start RECORDS PROVIDED

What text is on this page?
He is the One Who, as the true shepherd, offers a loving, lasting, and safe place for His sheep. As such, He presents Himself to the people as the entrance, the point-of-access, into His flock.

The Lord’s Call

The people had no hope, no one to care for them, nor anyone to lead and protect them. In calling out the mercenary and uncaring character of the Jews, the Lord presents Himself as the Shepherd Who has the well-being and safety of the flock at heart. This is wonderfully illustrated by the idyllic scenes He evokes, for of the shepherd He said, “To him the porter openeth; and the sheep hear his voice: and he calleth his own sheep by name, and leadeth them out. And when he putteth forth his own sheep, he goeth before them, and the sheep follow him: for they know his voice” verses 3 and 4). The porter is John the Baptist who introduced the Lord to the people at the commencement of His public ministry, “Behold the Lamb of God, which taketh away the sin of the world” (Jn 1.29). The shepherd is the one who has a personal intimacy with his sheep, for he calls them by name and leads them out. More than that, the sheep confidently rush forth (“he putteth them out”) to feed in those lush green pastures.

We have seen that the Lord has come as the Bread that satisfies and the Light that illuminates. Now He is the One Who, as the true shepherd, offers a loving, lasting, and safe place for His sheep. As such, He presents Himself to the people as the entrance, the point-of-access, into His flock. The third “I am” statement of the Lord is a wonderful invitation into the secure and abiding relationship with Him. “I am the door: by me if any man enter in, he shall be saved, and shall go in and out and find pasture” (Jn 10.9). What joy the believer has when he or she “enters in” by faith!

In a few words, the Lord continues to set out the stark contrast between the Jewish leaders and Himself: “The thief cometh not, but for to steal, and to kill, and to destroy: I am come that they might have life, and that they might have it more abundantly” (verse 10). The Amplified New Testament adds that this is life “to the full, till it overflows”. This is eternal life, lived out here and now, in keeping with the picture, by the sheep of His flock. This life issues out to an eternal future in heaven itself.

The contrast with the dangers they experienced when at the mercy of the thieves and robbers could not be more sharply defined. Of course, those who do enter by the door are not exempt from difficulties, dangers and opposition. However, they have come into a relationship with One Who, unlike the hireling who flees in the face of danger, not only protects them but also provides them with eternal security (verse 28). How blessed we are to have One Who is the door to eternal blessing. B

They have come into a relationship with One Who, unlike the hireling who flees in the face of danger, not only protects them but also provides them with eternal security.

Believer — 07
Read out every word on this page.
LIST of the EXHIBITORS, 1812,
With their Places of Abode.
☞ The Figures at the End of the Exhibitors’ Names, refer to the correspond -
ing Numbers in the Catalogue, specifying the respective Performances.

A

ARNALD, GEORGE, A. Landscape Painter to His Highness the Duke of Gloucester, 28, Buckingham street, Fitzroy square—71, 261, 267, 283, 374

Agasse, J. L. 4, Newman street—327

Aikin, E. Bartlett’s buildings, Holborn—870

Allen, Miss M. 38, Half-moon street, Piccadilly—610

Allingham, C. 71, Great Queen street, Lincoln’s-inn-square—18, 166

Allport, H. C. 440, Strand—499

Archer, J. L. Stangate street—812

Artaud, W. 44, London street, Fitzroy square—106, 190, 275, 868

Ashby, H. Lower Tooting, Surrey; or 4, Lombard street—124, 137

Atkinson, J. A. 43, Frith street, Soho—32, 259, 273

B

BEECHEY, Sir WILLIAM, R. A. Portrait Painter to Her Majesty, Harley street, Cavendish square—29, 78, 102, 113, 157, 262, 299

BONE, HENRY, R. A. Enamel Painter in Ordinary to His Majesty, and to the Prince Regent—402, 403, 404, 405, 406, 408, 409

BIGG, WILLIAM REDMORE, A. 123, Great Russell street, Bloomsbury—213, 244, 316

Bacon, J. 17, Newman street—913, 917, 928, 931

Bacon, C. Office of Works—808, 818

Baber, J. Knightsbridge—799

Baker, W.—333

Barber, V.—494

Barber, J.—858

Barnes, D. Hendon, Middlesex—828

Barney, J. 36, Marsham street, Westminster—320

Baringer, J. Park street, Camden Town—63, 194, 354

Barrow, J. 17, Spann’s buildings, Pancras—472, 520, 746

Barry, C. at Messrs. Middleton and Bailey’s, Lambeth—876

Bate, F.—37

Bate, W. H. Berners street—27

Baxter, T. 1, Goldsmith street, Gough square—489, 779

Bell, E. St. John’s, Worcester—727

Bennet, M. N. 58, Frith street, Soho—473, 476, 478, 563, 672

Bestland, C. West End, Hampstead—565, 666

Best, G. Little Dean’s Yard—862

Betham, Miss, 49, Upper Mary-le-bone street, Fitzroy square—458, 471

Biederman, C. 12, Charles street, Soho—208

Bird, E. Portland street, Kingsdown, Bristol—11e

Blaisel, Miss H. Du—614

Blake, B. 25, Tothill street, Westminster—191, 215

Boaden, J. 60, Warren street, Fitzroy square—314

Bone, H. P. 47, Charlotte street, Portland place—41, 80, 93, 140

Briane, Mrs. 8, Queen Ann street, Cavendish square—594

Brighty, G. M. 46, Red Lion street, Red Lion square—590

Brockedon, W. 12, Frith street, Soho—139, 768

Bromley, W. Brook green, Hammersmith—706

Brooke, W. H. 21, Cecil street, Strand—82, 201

end RECORDS PROVIDED

Go through the listing and print each line exactly as it appears.

ANSWER:
What text is on this page?
He is the One Who, as the true shepherd, offers a loving, lasting, and safe place for His sheep. As such, He presents Himself to the people as the entrance, the point-of-access, into His flock.

The Lord’s Call

The people had no hope, no one to care for them, nor anyone to lead and protect them. In calling out the mercenary and uncaring character of the Jews, the Lord presents Himself as the Shepherd Who has the well-being and safety of the flock at heart. This is wonderfully illustrated by the idyllic scenes He evokes, for of the shepherd He said, “To him the porter openeth; and the sheep hear his voice: and he calleth his own sheep by name, and leadeth them out. And when he putteth forth his own sheep, he goeth before them, and the sheep follow him: for they know his voice” verses 3 and 4). The porter is John the Baptist who introduced the Lord to the people at the commencement of His public ministry, “Behold the Lamb of God, which taketh away the sin of the world” (Jn 1.29). The shepherd is the one who has a personal intimacy with his sheep, for he calls them by name and leads them out. More than that, the sheep confidently rush forth (“he putteth them out”) to feed in those lush green pastures.

We have seen that the Lord has come as the Bread that satisfies and the Light that illuminates. Now He is the One Who, as the true shepherd, offers a loving, lasting, and safe place for His sheep. As such, He presents Himself to the people as the entrance, the point-of-access, into His flock. The third “I am” statement of the Lord is a wonderful invitation into the secure and abiding relationship with Him. “I am the door: by me if any man enter in, he shall be saved, and shall go in and out and find pasture” (Jn 10.9). What joy the believer has when he or she “enters in” by faith!

In a few words, the Lord continues to set out the stark contrast between the Jewish leaders and Himself: “The thief cometh not, but for to steal, and to kill, and to destroy: I am come that they might have life, and that they might have it more abundantly” (verse 10). The Amplified New Testament adds that this is life “to the full, till it overflows”. This is eternal life, lived out here and now, in keeping with the picture, by the sheep of His flock. This life issues out to an eternal future in heaven itself.

The contrast with the dangers they experienced when at the mercy of the thieves and robbers could not be more sharply defined. Of course, those who do enter by the door are not exempt from difficulties, dangers and opposition. However, they have come into a relationship with One Who, unlike the hireling who flees in the face of danger, not only protects them but also provides them with eternal security (verse 28). How blessed we are to have One Who is the door to eternal blessing. B

They have come into a relationship with One Who, unlike the hireling who flees in the face of danger, not only protects them but also provides them with eternal security.

Believer — 07
Read out every word on this page.
LIST of the EXHIBITORS, 1812,
With their Places of Abode.
☞ The Figures at the End of the Exhibitors’ Names, refer to the correspond -
ing Numbers in the Catalogue, specifying the respective Performances.

A

ARNALD, GEORGE, A. Landscape Painter to His Highness the Duke of Gloucester, 28, Buckingham street, Fitzroy square—71, 261, 267, 283, 374

Agasse, J. L. 4, Newman street—327

Aikin, E. Bartlett’s buildings, Holborn—870

Allen, Miss M. 38, Half-moon street, Piccadilly—610

Allingham, C. 71, Great Queen street, Lincoln’s-inn-square—18, 166

Allport, H. C. 440, Strand—499

Archer, J. L. Stangate street—812

Artaud, W. 44, London street, Fitzroy square—106, 190, 275, 868

Ashby, H. Lower Tooting, Surrey; or 4, Lombard street—124, 137

Atkinson, J. A. 43, Frith street, Soho—32, 259, 273

B

BEECHEY, Sir WILLIAM, R. A. Portrait Painter to Her Majesty, Harley street, Cavendish square—29, 78, 102, 113, 157, 262, 299

BONE, HENRY, R. A. Enamel Painter in Ordinary to His Majesty, and to the Prince Regent—402, 403, 404, 405, 406, 408, 409

BIGG, WILLIAM REDMORE, A. 123, Great Russell street, Bloomsbury—213, 244, 316

Bacon, J. 17, Newman street—913, 917, 928, 931

Bacon, C. Office of Works—808, 818

Baber, J. Knightsbridge—799

Baker, W.—333

Barber, V.—494

Barber, J.—858

Barnes, D. Hendon, Middlesex—828

Barney, J. 36, Marsham street, Westminster—320

Baringer, J. Park street, Camden Town—63, 194, 354

Barrow, J. 17, Spann’s buildings, Pancras—472, 520, 746

Barry, C. at Messrs. Middleton and Bailey’s, Lambeth—876

Bate, F.—37

Bate, W. H. Berners street—27

Baxter, T. 1, Goldsmith street, Gough square—489, 779

Bell, E. St. John’s, Worcester—727

Bennet, M. N. 58, Frith street, Soho—473, 476, 478, 563, 672

Bestland, C. West End, Hampstead—565, 666

Best, G. Little Dean’s Yard—862

Betham, Miss, 49, Upper Mary-le-bone street, Fitzroy square—458, 471

Biederman, C. 12, Charles street, Soho—208

Bird, E. Portland street, Kingsdown, Bristol—11e

Blaisel, Miss H. Du—614

Blake, B. 25, Tothill street, Westminster—191, 215

Boaden, J. 60, Warren street, Fitzroy square—314

Bone, H. P. 47, Charlotte street, Portland place—41, 80, 93, 140

Briane, Mrs. 8, Queen Ann street, Cavendish square—594

Brighty, G. M. 46, Red Lion street, Red Lion square—590

Brockedon, W. 12, Frith street, Soho—139, 768

Bromley, W. Brook green, Hammersmith—706

Brooke, W. H. 21, Cecil street, Strand—82, 201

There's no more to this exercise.